§ **DATA ENTRIES**:
* start *
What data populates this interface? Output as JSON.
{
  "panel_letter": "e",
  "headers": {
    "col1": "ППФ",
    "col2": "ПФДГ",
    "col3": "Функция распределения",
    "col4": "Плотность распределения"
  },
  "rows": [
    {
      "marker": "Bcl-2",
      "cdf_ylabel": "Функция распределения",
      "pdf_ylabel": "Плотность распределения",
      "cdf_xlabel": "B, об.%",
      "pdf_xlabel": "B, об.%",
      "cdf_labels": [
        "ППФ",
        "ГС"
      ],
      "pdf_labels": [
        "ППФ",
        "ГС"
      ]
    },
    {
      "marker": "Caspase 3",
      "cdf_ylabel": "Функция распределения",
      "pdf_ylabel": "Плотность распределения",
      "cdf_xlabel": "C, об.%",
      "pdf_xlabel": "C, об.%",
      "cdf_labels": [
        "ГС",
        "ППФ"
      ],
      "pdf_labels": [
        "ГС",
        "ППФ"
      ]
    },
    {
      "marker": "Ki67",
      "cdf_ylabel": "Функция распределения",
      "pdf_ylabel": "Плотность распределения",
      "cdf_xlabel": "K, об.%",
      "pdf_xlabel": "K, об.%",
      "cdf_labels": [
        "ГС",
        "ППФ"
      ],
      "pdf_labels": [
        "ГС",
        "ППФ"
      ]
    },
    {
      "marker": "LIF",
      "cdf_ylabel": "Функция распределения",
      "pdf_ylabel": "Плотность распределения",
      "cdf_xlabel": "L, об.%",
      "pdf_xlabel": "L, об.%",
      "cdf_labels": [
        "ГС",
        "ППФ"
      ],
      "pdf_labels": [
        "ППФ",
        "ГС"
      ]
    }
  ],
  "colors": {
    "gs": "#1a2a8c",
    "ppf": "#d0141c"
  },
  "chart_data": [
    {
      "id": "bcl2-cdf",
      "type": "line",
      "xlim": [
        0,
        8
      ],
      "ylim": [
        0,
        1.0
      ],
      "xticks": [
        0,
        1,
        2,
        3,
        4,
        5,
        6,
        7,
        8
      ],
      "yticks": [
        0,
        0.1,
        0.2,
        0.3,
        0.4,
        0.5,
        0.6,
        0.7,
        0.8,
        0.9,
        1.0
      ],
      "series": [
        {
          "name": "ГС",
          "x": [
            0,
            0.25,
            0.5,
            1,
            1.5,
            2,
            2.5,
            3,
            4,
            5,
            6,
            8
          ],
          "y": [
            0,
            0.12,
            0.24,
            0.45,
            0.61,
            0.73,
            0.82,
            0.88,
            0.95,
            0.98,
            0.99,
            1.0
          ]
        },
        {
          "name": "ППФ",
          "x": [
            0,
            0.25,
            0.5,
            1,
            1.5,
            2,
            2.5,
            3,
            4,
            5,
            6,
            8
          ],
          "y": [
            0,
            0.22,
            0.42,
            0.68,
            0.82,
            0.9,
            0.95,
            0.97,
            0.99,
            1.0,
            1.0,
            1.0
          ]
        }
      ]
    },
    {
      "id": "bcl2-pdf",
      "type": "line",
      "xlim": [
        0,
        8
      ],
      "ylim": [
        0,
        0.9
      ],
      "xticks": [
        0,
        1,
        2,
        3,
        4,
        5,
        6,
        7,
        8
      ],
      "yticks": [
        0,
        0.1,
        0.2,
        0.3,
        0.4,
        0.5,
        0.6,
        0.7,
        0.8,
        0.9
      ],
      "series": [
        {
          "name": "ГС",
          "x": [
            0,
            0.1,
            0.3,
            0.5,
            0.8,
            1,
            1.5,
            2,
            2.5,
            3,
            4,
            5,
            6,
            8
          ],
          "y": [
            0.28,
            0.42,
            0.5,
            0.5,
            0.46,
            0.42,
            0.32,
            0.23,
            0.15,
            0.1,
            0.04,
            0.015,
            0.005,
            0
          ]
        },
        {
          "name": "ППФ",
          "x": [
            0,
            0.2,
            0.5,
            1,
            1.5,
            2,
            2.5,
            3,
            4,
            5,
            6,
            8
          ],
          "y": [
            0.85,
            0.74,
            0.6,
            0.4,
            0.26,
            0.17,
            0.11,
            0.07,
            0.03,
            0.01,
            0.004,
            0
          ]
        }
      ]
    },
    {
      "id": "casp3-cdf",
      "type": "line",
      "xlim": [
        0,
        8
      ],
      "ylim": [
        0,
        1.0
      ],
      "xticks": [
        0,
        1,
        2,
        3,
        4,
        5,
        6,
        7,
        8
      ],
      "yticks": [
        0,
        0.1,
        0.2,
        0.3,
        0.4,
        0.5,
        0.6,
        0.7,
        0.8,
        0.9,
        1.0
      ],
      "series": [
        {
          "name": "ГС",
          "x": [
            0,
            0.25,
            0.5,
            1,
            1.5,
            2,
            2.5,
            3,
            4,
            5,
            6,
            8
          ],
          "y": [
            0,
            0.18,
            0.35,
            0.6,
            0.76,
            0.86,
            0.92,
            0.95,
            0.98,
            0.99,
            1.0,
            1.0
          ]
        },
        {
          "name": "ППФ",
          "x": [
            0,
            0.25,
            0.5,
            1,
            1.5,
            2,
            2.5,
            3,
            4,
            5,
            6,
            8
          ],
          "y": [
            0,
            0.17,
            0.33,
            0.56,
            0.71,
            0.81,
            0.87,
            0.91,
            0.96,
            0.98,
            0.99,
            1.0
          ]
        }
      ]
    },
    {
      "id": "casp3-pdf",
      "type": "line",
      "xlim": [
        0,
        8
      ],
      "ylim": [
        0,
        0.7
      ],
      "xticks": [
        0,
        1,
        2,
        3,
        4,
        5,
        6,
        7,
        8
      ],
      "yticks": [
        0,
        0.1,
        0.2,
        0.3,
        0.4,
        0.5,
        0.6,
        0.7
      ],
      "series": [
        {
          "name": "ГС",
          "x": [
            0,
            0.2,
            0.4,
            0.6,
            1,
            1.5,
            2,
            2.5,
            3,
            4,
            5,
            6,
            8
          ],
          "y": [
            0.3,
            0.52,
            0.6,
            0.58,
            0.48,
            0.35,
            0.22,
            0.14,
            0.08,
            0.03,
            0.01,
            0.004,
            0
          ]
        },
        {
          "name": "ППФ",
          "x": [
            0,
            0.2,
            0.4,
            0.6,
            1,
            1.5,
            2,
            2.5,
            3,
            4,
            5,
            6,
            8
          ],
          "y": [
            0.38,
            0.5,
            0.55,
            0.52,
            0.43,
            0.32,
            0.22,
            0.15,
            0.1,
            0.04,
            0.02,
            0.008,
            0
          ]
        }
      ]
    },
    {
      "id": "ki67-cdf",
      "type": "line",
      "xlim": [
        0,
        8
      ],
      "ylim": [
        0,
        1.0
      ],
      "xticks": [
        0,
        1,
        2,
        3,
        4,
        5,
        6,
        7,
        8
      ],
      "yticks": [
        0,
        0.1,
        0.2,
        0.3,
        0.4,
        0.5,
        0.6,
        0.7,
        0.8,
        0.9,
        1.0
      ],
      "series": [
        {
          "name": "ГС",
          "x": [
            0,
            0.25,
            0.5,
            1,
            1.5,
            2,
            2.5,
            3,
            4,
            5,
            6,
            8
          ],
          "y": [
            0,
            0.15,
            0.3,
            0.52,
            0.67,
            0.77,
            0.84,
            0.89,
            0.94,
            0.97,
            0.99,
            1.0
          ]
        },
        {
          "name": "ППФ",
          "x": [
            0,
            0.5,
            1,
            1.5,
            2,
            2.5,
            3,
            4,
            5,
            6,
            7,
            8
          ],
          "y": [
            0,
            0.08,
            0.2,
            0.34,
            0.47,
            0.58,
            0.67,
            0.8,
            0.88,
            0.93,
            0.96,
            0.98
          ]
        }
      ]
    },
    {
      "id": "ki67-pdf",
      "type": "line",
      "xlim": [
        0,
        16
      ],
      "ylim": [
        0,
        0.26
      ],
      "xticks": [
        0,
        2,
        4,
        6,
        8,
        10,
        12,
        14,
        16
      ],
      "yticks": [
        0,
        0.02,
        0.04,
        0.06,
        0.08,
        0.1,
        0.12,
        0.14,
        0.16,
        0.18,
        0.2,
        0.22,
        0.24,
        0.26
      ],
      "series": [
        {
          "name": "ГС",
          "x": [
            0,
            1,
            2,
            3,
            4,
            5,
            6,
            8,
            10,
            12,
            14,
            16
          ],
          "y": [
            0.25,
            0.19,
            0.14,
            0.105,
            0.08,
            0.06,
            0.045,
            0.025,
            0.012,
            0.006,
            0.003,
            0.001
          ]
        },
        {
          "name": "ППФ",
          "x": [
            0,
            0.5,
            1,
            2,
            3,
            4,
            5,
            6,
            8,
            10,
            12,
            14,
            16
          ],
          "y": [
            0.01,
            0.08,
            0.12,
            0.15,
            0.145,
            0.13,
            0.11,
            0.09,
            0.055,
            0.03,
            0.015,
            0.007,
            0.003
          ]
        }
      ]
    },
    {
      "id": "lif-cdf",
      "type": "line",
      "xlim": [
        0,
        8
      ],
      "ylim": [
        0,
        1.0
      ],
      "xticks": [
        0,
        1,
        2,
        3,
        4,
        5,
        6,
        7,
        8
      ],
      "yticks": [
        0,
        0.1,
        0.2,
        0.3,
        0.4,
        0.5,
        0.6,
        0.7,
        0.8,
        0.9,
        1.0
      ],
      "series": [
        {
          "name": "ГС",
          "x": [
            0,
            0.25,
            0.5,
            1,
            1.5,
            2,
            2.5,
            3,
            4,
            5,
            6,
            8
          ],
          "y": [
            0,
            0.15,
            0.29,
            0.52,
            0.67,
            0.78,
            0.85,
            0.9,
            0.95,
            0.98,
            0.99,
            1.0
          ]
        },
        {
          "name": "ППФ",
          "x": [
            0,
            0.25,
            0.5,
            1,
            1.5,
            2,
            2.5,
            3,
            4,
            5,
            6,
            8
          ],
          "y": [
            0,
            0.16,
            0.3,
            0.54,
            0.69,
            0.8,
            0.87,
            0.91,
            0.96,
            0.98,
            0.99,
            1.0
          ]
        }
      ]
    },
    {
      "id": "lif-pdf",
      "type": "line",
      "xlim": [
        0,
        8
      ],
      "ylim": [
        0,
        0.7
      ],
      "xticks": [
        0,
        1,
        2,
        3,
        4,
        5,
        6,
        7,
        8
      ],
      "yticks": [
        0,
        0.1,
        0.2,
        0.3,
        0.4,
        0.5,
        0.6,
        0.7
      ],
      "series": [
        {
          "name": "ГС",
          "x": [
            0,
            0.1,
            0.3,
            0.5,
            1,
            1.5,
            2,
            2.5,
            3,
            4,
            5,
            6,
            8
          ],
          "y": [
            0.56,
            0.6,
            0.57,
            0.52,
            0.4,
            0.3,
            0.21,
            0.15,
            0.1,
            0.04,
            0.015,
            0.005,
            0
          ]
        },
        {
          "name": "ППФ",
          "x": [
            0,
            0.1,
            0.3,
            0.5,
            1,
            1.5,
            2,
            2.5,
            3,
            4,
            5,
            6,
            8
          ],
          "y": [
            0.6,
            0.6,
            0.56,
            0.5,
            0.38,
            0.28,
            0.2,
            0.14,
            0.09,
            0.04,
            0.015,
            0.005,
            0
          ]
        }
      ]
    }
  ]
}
* end *
§ **PROBLEM TO WORK ON**:
Find every line in the records above that contains the word "marker", and copy each one.

§ **TASK ANSWER**:
      "marker": "Bcl-2",
      "marker": "Caspase 3",
      "marker": "Ki67",
      "marker": "LIF",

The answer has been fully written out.